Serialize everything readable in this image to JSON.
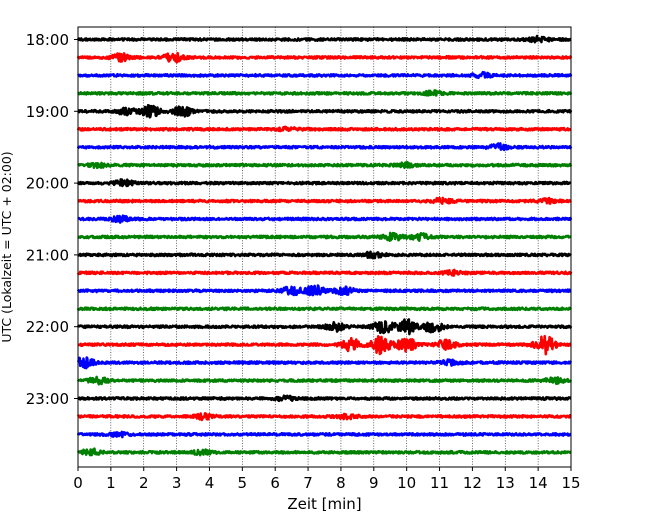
{
  "chart_data": {
    "type": "line",
    "title": "",
    "xlabel": "Zeit  [min]",
    "ylabel": "UTC (Lokalzeit = UTC + 02:00)",
    "xlim": [
      0,
      15
    ],
    "x_ticks": [
      "0",
      "1",
      "2",
      "3",
      "4",
      "5",
      "6",
      "7",
      "8",
      "9",
      "10",
      "11",
      "12",
      "13",
      "14",
      "15"
    ],
    "y_ticks": [
      "18:00",
      "19:00",
      "20:00",
      "21:00",
      "22:00",
      "23:00"
    ],
    "grid": "vertical-dotted",
    "trace_interval_minutes": 15,
    "color_cycle": [
      "#000000",
      "#ff0000",
      "#0000ff",
      "#008000"
    ],
    "series": [
      {
        "start": "18:00",
        "color": "#000000",
        "bursts": [
          {
            "t": 14.0,
            "amp": 0.25
          }
        ]
      },
      {
        "start": "18:15",
        "color": "#ff0000",
        "bursts": [
          {
            "t": 1.3,
            "amp": 0.35
          },
          {
            "t": 2.9,
            "amp": 0.45
          }
        ]
      },
      {
        "start": "18:30",
        "color": "#0000ff",
        "bursts": [
          {
            "t": 12.3,
            "amp": 0.25
          }
        ]
      },
      {
        "start": "18:45",
        "color": "#008000",
        "bursts": [
          {
            "t": 10.8,
            "amp": 0.2
          }
        ]
      },
      {
        "start": "19:00",
        "color": "#000000",
        "bursts": [
          {
            "t": 1.5,
            "amp": 0.35
          },
          {
            "t": 2.2,
            "amp": 0.55
          },
          {
            "t": 3.2,
            "amp": 0.5
          }
        ]
      },
      {
        "start": "19:15",
        "color": "#ff0000",
        "bursts": [
          {
            "t": 6.4,
            "amp": 0.15
          }
        ]
      },
      {
        "start": "19:30",
        "color": "#0000ff",
        "bursts": [
          {
            "t": 12.8,
            "amp": 0.3
          }
        ]
      },
      {
        "start": "19:45",
        "color": "#008000",
        "bursts": [
          {
            "t": 0.6,
            "amp": 0.2
          },
          {
            "t": 10.0,
            "amp": 0.2
          }
        ]
      },
      {
        "start": "20:00",
        "color": "#000000",
        "bursts": [
          {
            "t": 1.4,
            "amp": 0.3
          }
        ]
      },
      {
        "start": "20:15",
        "color": "#ff0000",
        "bursts": [
          {
            "t": 11.1,
            "amp": 0.3
          },
          {
            "t": 14.3,
            "amp": 0.2
          }
        ]
      },
      {
        "start": "20:30",
        "color": "#0000ff",
        "bursts": [
          {
            "t": 1.3,
            "amp": 0.25
          }
        ]
      },
      {
        "start": "20:45",
        "color": "#008000",
        "bursts": [
          {
            "t": 9.6,
            "amp": 0.35
          },
          {
            "t": 10.4,
            "amp": 0.3
          }
        ]
      },
      {
        "start": "21:00",
        "color": "#000000",
        "bursts": [
          {
            "t": 9.0,
            "amp": 0.3
          }
        ]
      },
      {
        "start": "21:15",
        "color": "#ff0000",
        "bursts": [
          {
            "t": 11.4,
            "amp": 0.2
          }
        ]
      },
      {
        "start": "21:30",
        "color": "#0000ff",
        "bursts": [
          {
            "t": 6.5,
            "amp": 0.4
          },
          {
            "t": 7.2,
            "amp": 0.5
          },
          {
            "t": 8.1,
            "amp": 0.35
          }
        ]
      },
      {
        "start": "21:45",
        "color": "#008000",
        "bursts": []
      },
      {
        "start": "22:00",
        "color": "#000000",
        "bursts": [
          {
            "t": 7.8,
            "amp": 0.45
          },
          {
            "t": 9.3,
            "amp": 0.65
          },
          {
            "t": 10.0,
            "amp": 0.7
          },
          {
            "t": 10.8,
            "amp": 0.55
          }
        ]
      },
      {
        "start": "22:15",
        "color": "#ff0000",
        "bursts": [
          {
            "t": 8.3,
            "amp": 0.6
          },
          {
            "t": 9.2,
            "amp": 0.85
          },
          {
            "t": 10.0,
            "amp": 0.7
          },
          {
            "t": 11.2,
            "amp": 0.45
          },
          {
            "t": 14.2,
            "amp": 0.9
          }
        ]
      },
      {
        "start": "22:30",
        "color": "#0000ff",
        "bursts": [
          {
            "t": 0.2,
            "amp": 0.5
          },
          {
            "t": 11.3,
            "amp": 0.2
          }
        ]
      },
      {
        "start": "22:45",
        "color": "#008000",
        "bursts": [
          {
            "t": 0.6,
            "amp": 0.3
          },
          {
            "t": 14.5,
            "amp": 0.25
          }
        ]
      },
      {
        "start": "23:00",
        "color": "#000000",
        "bursts": [
          {
            "t": 6.3,
            "amp": 0.2
          }
        ]
      },
      {
        "start": "23:15",
        "color": "#ff0000",
        "bursts": [
          {
            "t": 3.8,
            "amp": 0.25
          },
          {
            "t": 8.2,
            "amp": 0.2
          }
        ]
      },
      {
        "start": "23:30",
        "color": "#0000ff",
        "bursts": [
          {
            "t": 1.2,
            "amp": 0.2
          }
        ]
      },
      {
        "start": "23:45",
        "color": "#008000",
        "bursts": [
          {
            "t": 0.4,
            "amp": 0.3
          },
          {
            "t": 3.8,
            "amp": 0.2
          }
        ]
      }
    ]
  }
}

········

AIM OF THE EXERCISE → Without including any pictures, print each record exactly.

OUTPUT OF THE TASK →
Serialize everything readable in this image to JSON.
{
  "chart_data": {
    "type": "line",
    "title": "",
    "xlabel": "Zeit  [min]",
    "ylabel": "UTC (Lokalzeit = UTC + 02:00)",
    "xlim": [
      0,
      15
    ],
    "x_ticks": [
      "0",
      "1",
      "2",
      "3",
      "4",
      "5",
      "6",
      "7",
      "8",
      "9",
      "10",
      "11",
      "12",
      "13",
      "14",
      "15"
    ],
    "y_ticks": [
      "18:00",
      "19:00",
      "20:00",
      "21:00",
      "22:00",
      "23:00"
    ],
    "grid": "vertical-dotted",
    "trace_interval_minutes": 15,
    "color_cycle": [
      "#000000",
      "#ff0000",
      "#0000ff",
      "#008000"
    ],
    "series": [
      {
        "start": "18:00",
        "color": "#000000",
        "bursts": [
          {
            "t": 14.0,
            "amp": 0.25
          }
        ]
      },
      {
        "start": "18:15",
        "color": "#ff0000",
        "bursts": [
          {
            "t": 1.3,
            "amp": 0.35
          },
          {
            "t": 2.9,
            "amp": 0.45
          }
        ]
      },
      {
        "start": "18:30",
        "color": "#0000ff",
        "bursts": [
          {
            "t": 12.3,
            "amp": 0.25
          }
        ]
      },
      {
        "start": "18:45",
        "color": "#008000",
        "bursts": [
          {
            "t": 10.8,
            "amp": 0.2
          }
        ]
      },
      {
        "start": "19:00",
        "color": "#000000",
        "bursts": [
          {
            "t": 1.5,
            "amp": 0.35
          },
          {
            "t": 2.2,
            "amp": 0.55
          },
          {
            "t": 3.2,
            "amp": 0.5
          }
        ]
      },
      {
        "start": "19:15",
        "color": "#ff0000",
        "bursts": [
          {
            "t": 6.4,
            "amp": 0.15
          }
        ]
      },
      {
        "start": "19:30",
        "color": "#0000ff",
        "bursts": [
          {
            "t": 12.8,
            "amp": 0.3
          }
        ]
      },
      {
        "start": "19:45",
        "color": "#008000",
        "bursts": [
          {
            "t": 0.6,
            "amp": 0.2
          },
          {
            "t": 10.0,
            "amp": 0.2
          }
        ]
      },
      {
        "start": "20:00",
        "color": "#000000",
        "bursts": [
          {
            "t": 1.4,
            "amp": 0.3
          }
        ]
      },
      {
        "start": "20:15",
        "color": "#ff0000",
        "bursts": [
          {
            "t": 11.1,
            "amp": 0.3
          },
          {
            "t": 14.3,
            "amp": 0.2
          }
        ]
      },
      {
        "start": "20:30",
        "color": "#0000ff",
        "bursts": [
          {
            "t": 1.3,
            "amp": 0.25
          }
        ]
      },
      {
        "start": "20:45",
        "color": "#008000",
        "bursts": [
          {
            "t": 9.6,
            "amp": 0.35
          },
          {
            "t": 10.4,
            "amp": 0.3
          }
        ]
      },
      {
        "start": "21:00",
        "color": "#000000",
        "bursts": [
          {
            "t": 9.0,
            "amp": 0.3
          }
        ]
      },
      {
        "start": "21:15",
        "color": "#ff0000",
        "bursts": [
          {
            "t": 11.4,
            "amp": 0.2
          }
        ]
      },
      {
        "start": "21:30",
        "color": "#0000ff",
        "bursts": [
          {
            "t": 6.5,
            "amp": 0.4
          },
          {
            "t": 7.2,
            "amp": 0.5
          },
          {
            "t": 8.1,
            "amp": 0.35
          }
        ]
      },
      {
        "start": "21:45",
        "color": "#008000",
        "bursts": []
      },
      {
        "start": "22:00",
        "color": "#000000",
        "bursts": [
          {
            "t": 7.8,
            "amp": 0.45
          },
          {
            "t": 9.3,
            "amp": 0.65
          },
          {
            "t": 10.0,
            "amp": 0.7
          },
          {
            "t": 10.8,
            "amp": 0.55
          }
        ]
      },
      {
        "start": "22:15",
        "color": "#ff0000",
        "bursts": [
          {
            "t": 8.3,
            "amp": 0.6
          },
          {
            "t": 9.2,
            "amp": 0.85
          },
          {
            "t": 10.0,
            "amp": 0.7
          },
          {
            "t": 11.2,
            "amp": 0.45
          },
          {
            "t": 14.2,
            "amp": 0.9
          }
        ]
      },
      {
        "start": "22:30",
        "color": "#0000ff",
        "bursts": [
          {
            "t": 0.2,
            "amp": 0.5
          },
          {
            "t": 11.3,
            "amp": 0.2
          }
        ]
      },
      {
        "start": "22:45",
        "color": "#008000",
        "bursts": [
          {
            "t": 0.6,
            "amp": 0.3
          },
          {
            "t": 14.5,
            "amp": 0.25
          }
        ]
      },
      {
        "start": "23:00",
        "color": "#000000",
        "bursts": [
          {
            "t": 6.3,
            "amp": 0.2
          }
        ]
      },
      {
        "start": "23:15",
        "color": "#ff0000",
        "bursts": [
          {
            "t": 3.8,
            "amp": 0.25
          },
          {
            "t": 8.2,
            "amp": 0.2
          }
        ]
      },
      {
        "start": "23:30",
        "color": "#0000ff",
        "bursts": [
          {
            "t": 1.2,
            "amp": 0.2
          }
        ]
      },
      {
        "start": "23:45",
        "color": "#008000",
        "bursts": [
          {
            "t": 0.4,
            "amp": 0.3
          },
          {
            "t": 3.8,
            "amp": 0.2
          }
        ]
      }
    ]
  }
}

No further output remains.